[WORK TO BE COMPLETED]
Copy every line of the following data that includes the string "class".

— begin DATA —

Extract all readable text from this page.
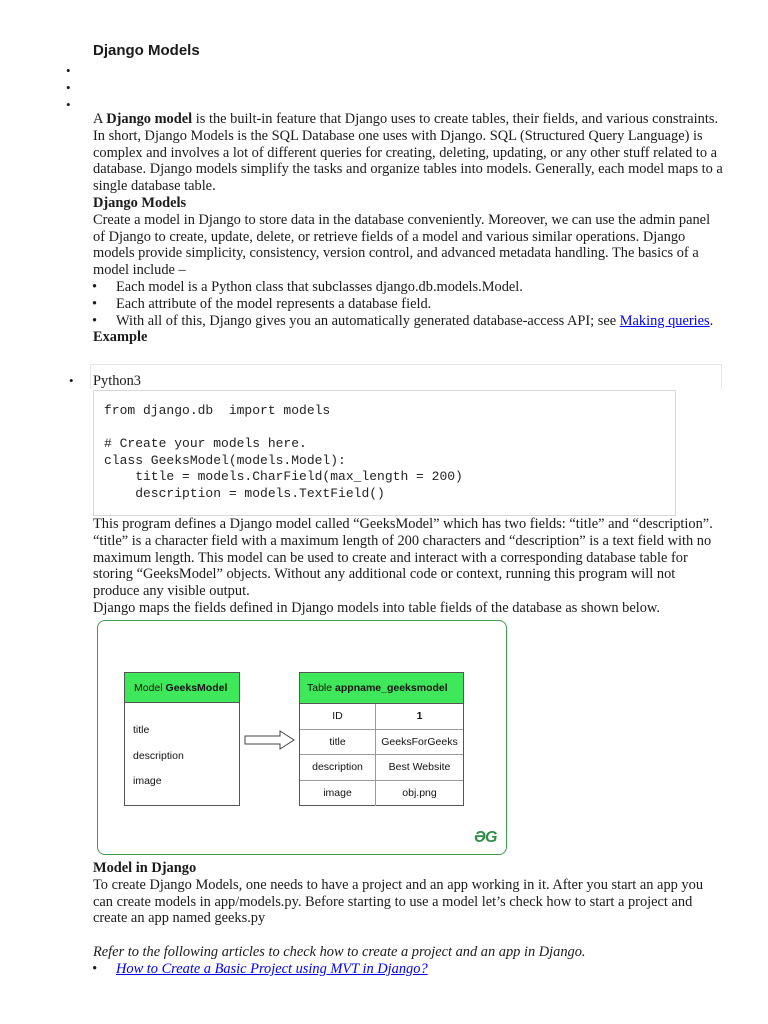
Django Models
•
•
•

A Django model is the built-in feature that Django uses to create tables, their fields, and various constraints. In short, Django Models is the SQL Database one uses with Django. SQL (Structured Query Language) is complex and involves a lot of different queries for creating, deleting, updating, or any other stuff related to a database. Django models simplify the tasks and organize tables into models. Generally, each model maps to a single database table.

Django Models

Create a model in Django to store data in the database conveniently. Moreover, we can use the admin panel of Django to create, update, delete, or retrieve fields of a model and various similar operations. Django models provide simplicity, consistency, version control, and advanced metadata handling. The basics of a model include –

• Each model is a Python class that subclasses django.db.models.Model.
• Each attribute of the model represents a database field.
• With all of this, Django gives you an automatically generated database-access API; see Making queries.

Example

• Python3
from django.db  import models
# Create your models here.
class GeeksModel(models.Model):
title = models.CharField(max_length = 200)
description = models.TextField()

This program defines a Django model called “GeeksModel” which has two fields: “title” and “description”. “title” is a character field with a maximum length of 200 characters and “description” is a text field with no maximum length. This model can be used to create and interact with a corresponding database table for storing “GeeksModel” objects. Without any additional code or context, running this program will not produce any visible output.

Django maps the fields defined in Django models into table fields of the database as shown below.

Model
GeeksModel
title
description
image
Table
appname_geeksmodel
ID	1
title	GeeksForGeeks
description	Best Website
image	obj.png
ƏG

Model in Django

To create Django Models, one needs to have a project and an app working in it. After you start an app you can create models in app/models.py. Before starting to use a model let’s check how to start a project and create an app named geeks.py

Refer to the following articles to check how to create a project and an app in Django.

• How to Create a Basic Project using MVT in Django?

— end DATA —

[FULL SOLUTION]
• Each model is a Python class that subclasses django.db.models.Model.
class GeeksModel(models.Model):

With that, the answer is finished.